### ASSIGNMENT
How many lines in the records below contain "this"? Reply with the number only.

### AVAILABLE RECORDS

++++++++++++++++++++

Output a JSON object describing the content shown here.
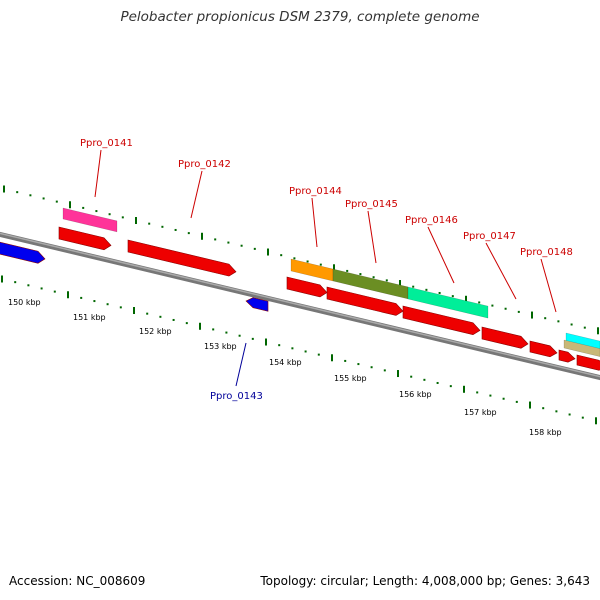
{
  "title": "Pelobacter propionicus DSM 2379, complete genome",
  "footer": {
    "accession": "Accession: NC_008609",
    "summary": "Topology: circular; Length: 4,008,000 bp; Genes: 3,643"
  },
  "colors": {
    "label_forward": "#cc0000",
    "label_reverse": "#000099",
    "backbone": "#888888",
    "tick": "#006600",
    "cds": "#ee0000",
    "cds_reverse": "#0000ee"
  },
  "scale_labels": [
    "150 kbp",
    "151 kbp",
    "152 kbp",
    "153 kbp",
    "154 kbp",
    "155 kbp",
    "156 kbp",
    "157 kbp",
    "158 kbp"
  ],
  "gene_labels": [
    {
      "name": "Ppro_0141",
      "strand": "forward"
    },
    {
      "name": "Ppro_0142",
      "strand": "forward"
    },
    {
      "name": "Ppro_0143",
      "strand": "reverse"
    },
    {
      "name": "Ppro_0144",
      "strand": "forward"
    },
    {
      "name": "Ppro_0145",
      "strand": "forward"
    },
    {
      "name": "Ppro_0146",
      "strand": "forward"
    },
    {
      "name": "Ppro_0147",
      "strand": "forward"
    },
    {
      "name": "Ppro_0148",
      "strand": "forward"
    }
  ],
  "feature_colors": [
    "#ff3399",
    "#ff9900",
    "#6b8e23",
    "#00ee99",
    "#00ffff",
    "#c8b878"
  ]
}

++++++++++++++++++++

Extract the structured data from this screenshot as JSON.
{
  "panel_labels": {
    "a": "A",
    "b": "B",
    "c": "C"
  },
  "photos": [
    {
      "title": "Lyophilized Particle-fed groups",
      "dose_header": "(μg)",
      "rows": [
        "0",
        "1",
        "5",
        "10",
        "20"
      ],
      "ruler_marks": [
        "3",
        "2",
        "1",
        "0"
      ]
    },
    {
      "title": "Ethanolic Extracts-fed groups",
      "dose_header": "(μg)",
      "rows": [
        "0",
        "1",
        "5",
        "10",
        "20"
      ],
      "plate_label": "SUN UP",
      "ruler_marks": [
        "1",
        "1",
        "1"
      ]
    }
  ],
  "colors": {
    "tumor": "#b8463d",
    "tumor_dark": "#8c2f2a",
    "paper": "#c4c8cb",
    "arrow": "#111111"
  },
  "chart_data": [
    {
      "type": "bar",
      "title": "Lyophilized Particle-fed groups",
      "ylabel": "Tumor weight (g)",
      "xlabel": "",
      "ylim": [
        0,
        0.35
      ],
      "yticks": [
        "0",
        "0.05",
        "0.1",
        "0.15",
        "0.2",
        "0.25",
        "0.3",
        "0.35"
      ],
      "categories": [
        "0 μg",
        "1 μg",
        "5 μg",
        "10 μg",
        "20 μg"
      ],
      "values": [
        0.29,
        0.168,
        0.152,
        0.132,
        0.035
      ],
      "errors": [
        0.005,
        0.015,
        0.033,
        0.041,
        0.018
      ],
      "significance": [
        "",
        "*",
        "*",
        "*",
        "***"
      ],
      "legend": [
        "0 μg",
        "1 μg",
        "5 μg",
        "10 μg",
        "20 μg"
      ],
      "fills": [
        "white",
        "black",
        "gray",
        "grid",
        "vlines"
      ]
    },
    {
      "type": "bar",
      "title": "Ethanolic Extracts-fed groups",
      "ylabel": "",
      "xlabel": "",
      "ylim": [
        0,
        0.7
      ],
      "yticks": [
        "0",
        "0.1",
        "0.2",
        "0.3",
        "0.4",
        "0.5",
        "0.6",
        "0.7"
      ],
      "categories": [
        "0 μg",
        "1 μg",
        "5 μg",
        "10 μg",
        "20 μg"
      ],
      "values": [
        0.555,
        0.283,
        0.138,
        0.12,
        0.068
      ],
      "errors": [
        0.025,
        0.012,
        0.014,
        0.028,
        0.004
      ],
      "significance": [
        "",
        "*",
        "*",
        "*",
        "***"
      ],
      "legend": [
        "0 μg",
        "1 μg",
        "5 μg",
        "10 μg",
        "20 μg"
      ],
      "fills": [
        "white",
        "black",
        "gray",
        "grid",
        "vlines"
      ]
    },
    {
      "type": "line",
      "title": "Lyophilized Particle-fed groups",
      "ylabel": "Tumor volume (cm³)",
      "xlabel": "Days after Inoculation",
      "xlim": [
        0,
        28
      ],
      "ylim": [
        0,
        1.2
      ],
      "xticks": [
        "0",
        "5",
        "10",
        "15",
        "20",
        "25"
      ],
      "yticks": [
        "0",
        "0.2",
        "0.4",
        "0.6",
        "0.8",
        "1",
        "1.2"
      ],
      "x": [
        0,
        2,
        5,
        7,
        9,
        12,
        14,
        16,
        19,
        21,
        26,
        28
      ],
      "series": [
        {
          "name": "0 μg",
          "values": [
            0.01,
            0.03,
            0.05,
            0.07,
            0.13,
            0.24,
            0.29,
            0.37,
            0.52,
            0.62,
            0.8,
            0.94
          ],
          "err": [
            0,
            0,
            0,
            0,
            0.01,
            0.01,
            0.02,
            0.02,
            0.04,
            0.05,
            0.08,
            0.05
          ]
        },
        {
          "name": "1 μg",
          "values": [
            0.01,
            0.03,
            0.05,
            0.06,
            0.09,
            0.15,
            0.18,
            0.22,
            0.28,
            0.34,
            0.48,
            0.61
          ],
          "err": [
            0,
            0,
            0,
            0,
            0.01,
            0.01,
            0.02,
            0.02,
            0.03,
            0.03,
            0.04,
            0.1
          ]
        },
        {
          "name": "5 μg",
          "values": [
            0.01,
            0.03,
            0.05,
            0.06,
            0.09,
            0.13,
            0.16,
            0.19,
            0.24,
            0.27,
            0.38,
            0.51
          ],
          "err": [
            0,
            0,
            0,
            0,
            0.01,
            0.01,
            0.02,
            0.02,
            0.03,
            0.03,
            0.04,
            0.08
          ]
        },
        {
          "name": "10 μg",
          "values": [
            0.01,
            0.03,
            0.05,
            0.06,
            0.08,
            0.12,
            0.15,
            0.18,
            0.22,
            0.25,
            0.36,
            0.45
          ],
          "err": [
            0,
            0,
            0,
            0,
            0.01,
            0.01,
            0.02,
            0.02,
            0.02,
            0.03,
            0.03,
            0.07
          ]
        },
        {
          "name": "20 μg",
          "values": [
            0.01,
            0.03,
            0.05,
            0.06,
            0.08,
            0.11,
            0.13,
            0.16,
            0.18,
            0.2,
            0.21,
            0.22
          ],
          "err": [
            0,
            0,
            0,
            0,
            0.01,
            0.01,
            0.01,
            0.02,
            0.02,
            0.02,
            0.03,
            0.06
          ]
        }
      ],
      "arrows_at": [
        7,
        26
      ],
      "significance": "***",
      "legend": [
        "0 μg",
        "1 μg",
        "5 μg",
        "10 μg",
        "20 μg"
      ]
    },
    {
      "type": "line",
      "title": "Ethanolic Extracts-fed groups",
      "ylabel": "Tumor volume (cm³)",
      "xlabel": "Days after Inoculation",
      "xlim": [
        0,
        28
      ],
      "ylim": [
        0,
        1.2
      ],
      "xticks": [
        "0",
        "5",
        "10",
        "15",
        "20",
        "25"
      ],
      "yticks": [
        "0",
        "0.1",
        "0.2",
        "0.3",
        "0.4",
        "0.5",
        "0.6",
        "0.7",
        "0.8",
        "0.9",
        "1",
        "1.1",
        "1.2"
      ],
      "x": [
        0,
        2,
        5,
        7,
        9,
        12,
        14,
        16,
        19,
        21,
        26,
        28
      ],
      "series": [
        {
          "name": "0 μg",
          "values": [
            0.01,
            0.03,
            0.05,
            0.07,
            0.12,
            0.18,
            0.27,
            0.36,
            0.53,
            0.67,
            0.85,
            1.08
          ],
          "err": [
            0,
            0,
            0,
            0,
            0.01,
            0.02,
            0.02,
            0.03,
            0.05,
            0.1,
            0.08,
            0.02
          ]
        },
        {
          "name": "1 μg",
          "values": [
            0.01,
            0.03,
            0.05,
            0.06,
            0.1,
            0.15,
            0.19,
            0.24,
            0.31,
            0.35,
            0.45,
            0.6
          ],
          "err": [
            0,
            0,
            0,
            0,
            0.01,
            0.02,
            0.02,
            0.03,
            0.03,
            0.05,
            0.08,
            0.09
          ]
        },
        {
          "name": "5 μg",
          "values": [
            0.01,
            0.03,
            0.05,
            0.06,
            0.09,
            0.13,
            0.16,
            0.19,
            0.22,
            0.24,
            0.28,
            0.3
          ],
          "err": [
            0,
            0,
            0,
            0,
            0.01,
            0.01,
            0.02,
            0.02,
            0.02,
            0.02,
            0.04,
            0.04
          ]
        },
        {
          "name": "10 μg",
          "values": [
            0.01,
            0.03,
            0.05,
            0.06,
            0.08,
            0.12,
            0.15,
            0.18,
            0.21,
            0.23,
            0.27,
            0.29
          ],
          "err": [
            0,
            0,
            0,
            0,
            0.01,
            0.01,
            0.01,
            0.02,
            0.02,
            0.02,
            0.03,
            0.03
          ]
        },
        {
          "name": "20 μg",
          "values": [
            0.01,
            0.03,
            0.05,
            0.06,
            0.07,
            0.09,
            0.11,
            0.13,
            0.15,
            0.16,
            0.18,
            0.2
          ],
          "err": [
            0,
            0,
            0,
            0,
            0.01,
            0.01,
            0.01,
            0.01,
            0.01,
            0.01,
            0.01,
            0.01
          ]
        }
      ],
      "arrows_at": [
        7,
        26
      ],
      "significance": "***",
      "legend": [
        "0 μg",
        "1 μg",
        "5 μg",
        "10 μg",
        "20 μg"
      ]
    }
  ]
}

++++++++++++++++++++

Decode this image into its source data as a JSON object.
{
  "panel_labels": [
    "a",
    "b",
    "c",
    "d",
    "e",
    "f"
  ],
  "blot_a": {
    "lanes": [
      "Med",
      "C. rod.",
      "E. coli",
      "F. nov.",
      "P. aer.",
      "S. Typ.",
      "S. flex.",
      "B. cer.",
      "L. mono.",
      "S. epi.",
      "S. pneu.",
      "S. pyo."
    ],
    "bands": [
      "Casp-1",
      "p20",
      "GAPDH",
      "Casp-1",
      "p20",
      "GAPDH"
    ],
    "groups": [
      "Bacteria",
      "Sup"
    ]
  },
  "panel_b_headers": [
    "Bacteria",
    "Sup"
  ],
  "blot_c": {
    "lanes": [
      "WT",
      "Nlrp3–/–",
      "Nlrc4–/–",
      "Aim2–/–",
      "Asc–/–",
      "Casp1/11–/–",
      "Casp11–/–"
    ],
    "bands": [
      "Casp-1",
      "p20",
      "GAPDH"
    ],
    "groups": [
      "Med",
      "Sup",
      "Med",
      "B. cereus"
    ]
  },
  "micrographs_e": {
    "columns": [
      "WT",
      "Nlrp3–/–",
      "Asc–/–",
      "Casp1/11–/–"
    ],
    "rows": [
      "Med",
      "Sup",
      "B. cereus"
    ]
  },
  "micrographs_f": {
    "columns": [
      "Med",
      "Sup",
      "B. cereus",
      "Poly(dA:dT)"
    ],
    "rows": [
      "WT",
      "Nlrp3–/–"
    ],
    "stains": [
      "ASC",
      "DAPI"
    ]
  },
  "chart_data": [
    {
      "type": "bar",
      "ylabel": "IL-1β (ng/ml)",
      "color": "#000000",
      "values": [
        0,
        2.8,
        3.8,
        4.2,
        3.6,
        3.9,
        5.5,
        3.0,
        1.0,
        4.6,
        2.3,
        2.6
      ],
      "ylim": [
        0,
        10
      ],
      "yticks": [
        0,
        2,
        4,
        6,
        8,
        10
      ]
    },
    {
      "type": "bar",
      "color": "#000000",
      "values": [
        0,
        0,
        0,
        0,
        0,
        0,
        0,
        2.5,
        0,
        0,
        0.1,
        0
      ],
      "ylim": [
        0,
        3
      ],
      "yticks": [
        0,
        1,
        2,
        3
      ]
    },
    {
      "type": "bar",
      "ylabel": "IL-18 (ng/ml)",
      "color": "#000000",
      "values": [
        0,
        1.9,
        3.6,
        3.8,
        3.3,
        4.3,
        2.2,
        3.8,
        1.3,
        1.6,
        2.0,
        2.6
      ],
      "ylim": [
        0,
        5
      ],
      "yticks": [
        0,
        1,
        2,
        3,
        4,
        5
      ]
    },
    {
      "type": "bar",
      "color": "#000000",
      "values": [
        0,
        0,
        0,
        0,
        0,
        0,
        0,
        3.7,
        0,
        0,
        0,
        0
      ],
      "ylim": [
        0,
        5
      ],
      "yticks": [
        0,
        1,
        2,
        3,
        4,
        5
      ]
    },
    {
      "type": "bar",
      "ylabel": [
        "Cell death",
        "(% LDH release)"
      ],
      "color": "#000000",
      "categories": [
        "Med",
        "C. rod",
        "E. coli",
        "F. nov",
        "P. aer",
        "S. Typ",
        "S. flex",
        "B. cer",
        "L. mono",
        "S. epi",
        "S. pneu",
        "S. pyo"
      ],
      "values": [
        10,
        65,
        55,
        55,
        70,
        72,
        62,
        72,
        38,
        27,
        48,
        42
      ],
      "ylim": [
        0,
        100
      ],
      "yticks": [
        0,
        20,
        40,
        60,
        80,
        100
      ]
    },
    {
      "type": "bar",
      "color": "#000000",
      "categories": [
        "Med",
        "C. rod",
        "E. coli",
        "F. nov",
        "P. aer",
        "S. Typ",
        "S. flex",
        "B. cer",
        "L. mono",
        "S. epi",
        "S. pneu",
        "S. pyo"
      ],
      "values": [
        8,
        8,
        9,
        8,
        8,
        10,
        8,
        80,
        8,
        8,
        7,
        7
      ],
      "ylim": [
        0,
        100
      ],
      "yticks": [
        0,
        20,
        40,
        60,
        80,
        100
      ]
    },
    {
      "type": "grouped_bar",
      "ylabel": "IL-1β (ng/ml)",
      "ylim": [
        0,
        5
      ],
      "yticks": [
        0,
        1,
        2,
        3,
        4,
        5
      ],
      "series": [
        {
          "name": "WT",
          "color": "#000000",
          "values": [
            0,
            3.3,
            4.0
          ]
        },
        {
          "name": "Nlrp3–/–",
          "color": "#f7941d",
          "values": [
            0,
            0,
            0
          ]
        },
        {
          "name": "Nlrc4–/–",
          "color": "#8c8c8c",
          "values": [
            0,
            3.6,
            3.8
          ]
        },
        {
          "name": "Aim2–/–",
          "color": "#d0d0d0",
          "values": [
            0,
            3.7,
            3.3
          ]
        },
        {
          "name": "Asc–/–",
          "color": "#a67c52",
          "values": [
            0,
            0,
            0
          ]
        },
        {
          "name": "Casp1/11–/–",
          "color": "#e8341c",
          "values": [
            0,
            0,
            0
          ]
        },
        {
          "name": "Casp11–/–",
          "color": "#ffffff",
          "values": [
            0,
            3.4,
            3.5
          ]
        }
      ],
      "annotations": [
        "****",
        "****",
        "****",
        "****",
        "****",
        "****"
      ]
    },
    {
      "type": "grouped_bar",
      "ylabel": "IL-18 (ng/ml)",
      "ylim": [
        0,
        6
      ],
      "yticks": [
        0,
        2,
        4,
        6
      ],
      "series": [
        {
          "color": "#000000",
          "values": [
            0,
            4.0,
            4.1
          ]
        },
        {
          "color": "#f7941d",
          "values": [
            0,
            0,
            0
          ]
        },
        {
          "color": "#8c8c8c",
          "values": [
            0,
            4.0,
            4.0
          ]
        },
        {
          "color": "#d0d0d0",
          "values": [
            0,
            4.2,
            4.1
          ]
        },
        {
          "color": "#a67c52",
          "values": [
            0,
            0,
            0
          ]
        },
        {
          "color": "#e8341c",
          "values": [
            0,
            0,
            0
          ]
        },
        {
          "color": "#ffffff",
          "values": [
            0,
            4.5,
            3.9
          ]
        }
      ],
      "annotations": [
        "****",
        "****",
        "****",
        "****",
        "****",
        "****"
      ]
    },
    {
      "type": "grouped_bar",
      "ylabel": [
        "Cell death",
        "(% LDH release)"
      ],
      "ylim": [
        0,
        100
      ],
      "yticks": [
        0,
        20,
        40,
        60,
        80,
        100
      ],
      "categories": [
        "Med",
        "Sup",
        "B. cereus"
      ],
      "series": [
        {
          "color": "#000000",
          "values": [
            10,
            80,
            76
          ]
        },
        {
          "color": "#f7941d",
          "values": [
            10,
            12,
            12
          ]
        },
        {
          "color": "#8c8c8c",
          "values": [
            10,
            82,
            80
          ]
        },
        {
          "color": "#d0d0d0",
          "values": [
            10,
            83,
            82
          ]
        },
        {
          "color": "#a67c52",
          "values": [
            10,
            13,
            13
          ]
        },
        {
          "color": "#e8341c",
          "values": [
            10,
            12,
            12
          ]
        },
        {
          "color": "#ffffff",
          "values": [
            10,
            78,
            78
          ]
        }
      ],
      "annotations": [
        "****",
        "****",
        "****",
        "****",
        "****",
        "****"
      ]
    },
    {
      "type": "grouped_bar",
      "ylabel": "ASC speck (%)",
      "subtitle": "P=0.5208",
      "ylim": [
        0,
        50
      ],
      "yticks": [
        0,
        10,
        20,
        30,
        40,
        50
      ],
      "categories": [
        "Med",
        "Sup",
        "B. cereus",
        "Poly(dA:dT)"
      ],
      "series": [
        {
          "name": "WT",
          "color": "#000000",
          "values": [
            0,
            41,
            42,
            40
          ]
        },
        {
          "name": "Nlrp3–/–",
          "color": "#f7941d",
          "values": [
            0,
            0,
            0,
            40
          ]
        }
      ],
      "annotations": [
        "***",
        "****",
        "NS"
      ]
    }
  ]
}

++++++++++++++++++++

### ANSWER TO THE PROBLEM
2